— AIM —
Print all entries precisely as they are written.

# start of DATASET CONTENT

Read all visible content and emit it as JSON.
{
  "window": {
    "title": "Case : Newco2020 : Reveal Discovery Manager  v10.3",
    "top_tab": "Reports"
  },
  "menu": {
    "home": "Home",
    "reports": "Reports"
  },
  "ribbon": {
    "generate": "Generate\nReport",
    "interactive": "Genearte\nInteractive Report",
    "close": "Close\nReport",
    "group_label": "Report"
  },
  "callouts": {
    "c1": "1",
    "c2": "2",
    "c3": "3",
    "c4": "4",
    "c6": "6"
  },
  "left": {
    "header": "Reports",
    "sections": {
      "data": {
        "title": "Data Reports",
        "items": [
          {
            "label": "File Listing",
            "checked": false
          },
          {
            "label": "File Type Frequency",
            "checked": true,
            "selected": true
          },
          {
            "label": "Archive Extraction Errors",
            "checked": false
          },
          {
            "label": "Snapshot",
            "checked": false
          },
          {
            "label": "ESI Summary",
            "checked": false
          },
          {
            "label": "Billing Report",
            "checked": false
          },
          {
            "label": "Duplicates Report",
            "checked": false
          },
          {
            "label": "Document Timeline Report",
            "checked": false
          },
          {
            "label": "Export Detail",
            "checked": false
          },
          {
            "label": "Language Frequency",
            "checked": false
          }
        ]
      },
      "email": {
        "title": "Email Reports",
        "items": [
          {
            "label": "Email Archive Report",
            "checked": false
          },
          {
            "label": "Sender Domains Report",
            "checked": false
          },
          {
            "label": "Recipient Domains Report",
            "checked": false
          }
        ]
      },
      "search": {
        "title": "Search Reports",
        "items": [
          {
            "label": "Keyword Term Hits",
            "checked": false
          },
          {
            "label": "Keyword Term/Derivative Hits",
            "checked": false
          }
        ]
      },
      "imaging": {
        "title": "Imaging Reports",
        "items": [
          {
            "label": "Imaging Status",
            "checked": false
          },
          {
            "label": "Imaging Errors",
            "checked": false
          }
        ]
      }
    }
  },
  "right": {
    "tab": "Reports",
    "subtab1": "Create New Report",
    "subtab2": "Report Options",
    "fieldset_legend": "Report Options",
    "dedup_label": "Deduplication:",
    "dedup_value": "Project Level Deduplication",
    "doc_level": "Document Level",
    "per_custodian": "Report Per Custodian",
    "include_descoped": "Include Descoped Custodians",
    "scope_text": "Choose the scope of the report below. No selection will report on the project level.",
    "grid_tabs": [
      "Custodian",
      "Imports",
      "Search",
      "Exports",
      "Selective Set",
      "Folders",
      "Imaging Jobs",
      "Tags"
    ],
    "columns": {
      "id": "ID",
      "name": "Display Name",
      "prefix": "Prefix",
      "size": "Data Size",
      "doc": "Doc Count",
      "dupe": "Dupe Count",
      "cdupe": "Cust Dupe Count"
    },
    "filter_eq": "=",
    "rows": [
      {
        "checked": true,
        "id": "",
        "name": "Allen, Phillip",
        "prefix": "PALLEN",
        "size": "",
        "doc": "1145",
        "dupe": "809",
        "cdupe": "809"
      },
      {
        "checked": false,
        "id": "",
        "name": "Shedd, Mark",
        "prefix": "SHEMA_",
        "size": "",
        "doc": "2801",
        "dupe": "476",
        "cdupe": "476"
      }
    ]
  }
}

# end of DATASET CONTENT

— FINISHED EXERCISE —
Read all visible content and emit it as JSON.
{
  "window": {
    "title": "Case : Newco2020 : Reveal Discovery Manager  v10.3",
    "top_tab": "Reports"
  },
  "menu": {
    "home": "Home",
    "reports": "Reports"
  },
  "ribbon": {
    "generate": "Generate\nReport",
    "interactive": "Genearte\nInteractive Report",
    "close": "Close\nReport",
    "group_label": "Report"
  },
  "callouts": {
    "c1": "1",
    "c2": "2",
    "c3": "3",
    "c4": "4",
    "c6": "6"
  },
  "left": {
    "header": "Reports",
    "sections": {
      "data": {
        "title": "Data Reports",
        "items": [
          {
            "label": "File Listing",
            "checked": false
          },
          {
            "label": "File Type Frequency",
            "checked": true,
            "selected": true
          },
          {
            "label": "Archive Extraction Errors",
            "checked": false
          },
          {
            "label": "Snapshot",
            "checked": false
          },
          {
            "label": "ESI Summary",
            "checked": false
          },
          {
            "label": "Billing Report",
            "checked": false
          },
          {
            "label": "Duplicates Report",
            "checked": false
          },
          {
            "label": "Document Timeline Report",
            "checked": false
          },
          {
            "label": "Export Detail",
            "checked": false
          },
          {
            "label": "Language Frequency",
            "checked": false
          }
        ]
      },
      "email": {
        "title": "Email Reports",
        "items": [
          {
            "label": "Email Archive Report",
            "checked": false
          },
          {
            "label": "Sender Domains Report",
            "checked": false
          },
          {
            "label": "Recipient Domains Report",
            "checked": false
          }
        ]
      },
      "search": {
        "title": "Search Reports",
        "items": [
          {
            "label": "Keyword Term Hits",
            "checked": false
          },
          {
            "label": "Keyword Term/Derivative Hits",
            "checked": false
          }
        ]
      },
      "imaging": {
        "title": "Imaging Reports",
        "items": [
          {
            "label": "Imaging Status",
            "checked": false
          },
          {
            "label": "Imaging Errors",
            "checked": false
          }
        ]
      }
    }
  },
  "right": {
    "tab": "Reports",
    "subtab1": "Create New Report",
    "subtab2": "Report Options",
    "fieldset_legend": "Report Options",
    "dedup_label": "Deduplication:",
    "dedup_value": "Project Level Deduplication",
    "doc_level": "Document Level",
    "per_custodian": "Report Per Custodian",
    "include_descoped": "Include Descoped Custodians",
    "scope_text": "Choose the scope of the report below. No selection will report on the project level.",
    "grid_tabs": [
      "Custodian",
      "Imports",
      "Search",
      "Exports",
      "Selective Set",
      "Folders",
      "Imaging Jobs",
      "Tags"
    ],
    "columns": {
      "id": "ID",
      "name": "Display Name",
      "prefix": "Prefix",
      "size": "Data Size",
      "doc": "Doc Count",
      "dupe": "Dupe Count",
      "cdupe": "Cust Dupe Count"
    },
    "filter_eq": "=",
    "rows": [
      {
        "checked": true,
        "id": "",
        "name": "Allen, Phillip",
        "prefix": "PALLEN",
        "size": "",
        "doc": "1145",
        "dupe": "809",
        "cdupe": "809"
      },
      {
        "checked": false,
        "id": "",
        "name": "Shedd, Mark",
        "prefix": "SHEMA_",
        "size": "",
        "doc": "2801",
        "dupe": "476",
        "cdupe": "476"
      }
    ]
  }
}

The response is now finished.